** PROMPT **
Go through the listing and pick out each line with the word "document" in it.

** STORED RECORDS **
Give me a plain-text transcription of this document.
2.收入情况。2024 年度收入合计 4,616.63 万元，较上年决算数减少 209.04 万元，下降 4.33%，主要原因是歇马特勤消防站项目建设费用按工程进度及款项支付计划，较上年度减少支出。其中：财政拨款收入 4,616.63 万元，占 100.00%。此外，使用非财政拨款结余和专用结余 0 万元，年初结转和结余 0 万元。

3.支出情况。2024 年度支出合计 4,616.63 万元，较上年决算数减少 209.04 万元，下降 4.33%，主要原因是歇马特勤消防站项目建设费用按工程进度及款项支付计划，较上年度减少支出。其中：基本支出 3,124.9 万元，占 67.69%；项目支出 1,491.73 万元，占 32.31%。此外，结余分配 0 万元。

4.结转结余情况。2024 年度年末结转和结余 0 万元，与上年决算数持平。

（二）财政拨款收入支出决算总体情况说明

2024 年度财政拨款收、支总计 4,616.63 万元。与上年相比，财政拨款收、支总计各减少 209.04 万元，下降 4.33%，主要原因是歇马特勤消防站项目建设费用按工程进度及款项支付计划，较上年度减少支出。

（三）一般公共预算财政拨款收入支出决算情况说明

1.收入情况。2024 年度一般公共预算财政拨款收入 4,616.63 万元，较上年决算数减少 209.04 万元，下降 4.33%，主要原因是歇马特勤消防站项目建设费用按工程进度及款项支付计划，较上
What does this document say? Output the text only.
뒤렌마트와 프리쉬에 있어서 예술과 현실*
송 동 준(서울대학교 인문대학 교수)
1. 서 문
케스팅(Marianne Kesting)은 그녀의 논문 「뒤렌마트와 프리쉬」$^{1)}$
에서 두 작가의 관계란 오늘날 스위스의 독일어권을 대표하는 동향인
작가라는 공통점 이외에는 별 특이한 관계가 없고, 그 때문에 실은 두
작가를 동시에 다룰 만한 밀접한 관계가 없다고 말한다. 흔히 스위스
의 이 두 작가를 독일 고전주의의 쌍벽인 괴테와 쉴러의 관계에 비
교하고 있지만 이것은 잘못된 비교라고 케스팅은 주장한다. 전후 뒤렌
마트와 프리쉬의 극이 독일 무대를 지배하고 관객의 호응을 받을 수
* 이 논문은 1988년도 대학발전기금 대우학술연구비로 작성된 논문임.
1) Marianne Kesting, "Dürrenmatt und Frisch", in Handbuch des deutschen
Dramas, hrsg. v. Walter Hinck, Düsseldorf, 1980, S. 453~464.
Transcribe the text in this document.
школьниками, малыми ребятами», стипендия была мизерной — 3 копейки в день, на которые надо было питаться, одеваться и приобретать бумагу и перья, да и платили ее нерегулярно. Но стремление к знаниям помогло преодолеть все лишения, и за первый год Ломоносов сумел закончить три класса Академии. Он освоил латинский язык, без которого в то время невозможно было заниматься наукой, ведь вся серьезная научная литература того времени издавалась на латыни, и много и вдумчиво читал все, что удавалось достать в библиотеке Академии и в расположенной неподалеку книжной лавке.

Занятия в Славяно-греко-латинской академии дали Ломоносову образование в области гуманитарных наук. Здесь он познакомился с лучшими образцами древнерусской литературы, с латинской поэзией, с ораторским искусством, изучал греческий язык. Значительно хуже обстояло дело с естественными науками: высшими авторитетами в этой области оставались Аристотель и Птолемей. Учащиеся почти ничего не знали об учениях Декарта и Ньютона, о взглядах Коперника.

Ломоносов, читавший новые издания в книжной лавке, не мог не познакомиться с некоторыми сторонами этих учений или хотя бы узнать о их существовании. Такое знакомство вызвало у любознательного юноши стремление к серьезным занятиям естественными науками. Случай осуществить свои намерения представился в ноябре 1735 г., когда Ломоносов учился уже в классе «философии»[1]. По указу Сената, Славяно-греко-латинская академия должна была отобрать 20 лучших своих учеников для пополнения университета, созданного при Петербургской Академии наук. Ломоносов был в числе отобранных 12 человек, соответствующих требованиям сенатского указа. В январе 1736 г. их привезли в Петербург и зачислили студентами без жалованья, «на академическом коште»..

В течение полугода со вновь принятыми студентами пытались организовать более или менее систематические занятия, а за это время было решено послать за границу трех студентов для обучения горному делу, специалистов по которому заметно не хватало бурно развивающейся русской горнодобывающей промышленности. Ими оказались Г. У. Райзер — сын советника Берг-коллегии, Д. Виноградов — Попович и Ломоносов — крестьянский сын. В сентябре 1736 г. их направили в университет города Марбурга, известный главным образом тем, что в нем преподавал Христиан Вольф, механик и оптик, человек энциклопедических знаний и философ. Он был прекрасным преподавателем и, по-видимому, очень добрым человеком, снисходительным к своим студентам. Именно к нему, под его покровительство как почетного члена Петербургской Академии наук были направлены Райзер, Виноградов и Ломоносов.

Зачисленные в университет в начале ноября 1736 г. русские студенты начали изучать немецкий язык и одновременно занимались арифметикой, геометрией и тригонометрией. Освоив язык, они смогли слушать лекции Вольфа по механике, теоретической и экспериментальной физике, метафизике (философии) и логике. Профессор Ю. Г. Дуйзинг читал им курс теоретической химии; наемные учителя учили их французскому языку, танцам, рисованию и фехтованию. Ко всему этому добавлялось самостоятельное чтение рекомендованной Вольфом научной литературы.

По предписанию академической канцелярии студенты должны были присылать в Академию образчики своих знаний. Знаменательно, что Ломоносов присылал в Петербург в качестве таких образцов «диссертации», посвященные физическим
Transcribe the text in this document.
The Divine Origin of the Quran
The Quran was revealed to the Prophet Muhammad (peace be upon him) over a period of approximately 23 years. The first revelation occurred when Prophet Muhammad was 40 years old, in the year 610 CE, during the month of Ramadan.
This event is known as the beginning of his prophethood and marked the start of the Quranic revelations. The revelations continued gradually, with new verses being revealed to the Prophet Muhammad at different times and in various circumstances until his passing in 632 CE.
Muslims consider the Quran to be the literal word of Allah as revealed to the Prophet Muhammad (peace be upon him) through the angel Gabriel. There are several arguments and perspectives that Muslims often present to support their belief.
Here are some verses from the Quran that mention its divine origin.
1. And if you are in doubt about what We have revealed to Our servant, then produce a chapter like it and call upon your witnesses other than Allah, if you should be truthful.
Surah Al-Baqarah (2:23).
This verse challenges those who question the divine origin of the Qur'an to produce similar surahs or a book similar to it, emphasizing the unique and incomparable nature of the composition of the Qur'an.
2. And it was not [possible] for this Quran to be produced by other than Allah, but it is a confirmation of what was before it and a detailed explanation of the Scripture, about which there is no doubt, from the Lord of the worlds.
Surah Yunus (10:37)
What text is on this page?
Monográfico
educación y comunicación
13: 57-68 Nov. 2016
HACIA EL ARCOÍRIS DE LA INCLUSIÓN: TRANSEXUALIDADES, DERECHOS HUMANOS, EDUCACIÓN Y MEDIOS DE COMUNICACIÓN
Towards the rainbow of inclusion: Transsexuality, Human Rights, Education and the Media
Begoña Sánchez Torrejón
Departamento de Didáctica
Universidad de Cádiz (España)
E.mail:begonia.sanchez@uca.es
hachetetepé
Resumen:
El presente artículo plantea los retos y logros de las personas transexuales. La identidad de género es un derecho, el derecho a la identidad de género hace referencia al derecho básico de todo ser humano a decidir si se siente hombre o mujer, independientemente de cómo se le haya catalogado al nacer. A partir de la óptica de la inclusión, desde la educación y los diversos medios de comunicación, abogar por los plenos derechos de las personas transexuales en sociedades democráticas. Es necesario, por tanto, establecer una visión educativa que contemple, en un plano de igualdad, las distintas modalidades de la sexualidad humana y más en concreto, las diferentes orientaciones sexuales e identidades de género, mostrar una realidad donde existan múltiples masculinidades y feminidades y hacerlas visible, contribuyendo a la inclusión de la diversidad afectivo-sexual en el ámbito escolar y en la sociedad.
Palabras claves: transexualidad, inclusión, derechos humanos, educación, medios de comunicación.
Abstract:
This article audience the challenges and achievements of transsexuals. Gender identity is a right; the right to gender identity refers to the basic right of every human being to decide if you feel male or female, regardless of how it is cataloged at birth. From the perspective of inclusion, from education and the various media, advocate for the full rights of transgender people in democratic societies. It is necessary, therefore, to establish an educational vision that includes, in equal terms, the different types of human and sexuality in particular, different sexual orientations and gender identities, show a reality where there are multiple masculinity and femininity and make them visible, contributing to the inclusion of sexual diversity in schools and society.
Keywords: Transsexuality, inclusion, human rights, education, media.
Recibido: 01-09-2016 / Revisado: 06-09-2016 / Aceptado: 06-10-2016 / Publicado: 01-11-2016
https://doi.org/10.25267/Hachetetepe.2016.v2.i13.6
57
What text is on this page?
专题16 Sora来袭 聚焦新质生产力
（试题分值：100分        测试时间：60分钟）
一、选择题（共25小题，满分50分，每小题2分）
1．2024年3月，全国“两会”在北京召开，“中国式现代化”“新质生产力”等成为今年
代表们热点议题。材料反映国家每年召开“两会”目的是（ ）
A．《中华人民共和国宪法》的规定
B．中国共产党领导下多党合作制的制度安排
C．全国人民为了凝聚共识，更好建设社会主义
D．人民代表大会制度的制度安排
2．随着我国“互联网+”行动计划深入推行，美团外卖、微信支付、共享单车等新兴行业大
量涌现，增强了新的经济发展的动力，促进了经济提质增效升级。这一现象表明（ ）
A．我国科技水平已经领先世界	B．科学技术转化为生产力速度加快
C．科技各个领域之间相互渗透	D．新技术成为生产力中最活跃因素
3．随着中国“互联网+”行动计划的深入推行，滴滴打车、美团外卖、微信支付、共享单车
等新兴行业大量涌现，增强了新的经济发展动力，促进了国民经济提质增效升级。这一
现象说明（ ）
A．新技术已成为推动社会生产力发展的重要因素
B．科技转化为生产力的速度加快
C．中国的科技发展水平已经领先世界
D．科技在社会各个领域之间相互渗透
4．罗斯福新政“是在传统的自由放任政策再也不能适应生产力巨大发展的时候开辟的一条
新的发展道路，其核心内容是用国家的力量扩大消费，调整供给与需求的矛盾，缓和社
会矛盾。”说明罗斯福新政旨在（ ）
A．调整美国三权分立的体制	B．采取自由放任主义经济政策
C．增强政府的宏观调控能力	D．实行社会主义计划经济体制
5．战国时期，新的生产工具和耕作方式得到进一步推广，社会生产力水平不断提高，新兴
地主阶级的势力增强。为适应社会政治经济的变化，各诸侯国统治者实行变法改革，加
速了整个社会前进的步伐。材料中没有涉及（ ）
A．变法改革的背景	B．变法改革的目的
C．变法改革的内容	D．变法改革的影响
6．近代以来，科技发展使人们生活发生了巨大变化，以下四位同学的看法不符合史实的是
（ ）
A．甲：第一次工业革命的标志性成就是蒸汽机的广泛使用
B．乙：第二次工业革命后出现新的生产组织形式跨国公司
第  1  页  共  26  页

** EXPECTED ANSWER **
Give me a plain-text transcription of this document.
What does this document say? Output the text only.
Transcribe the text in this document.
Transcribe the text in this document.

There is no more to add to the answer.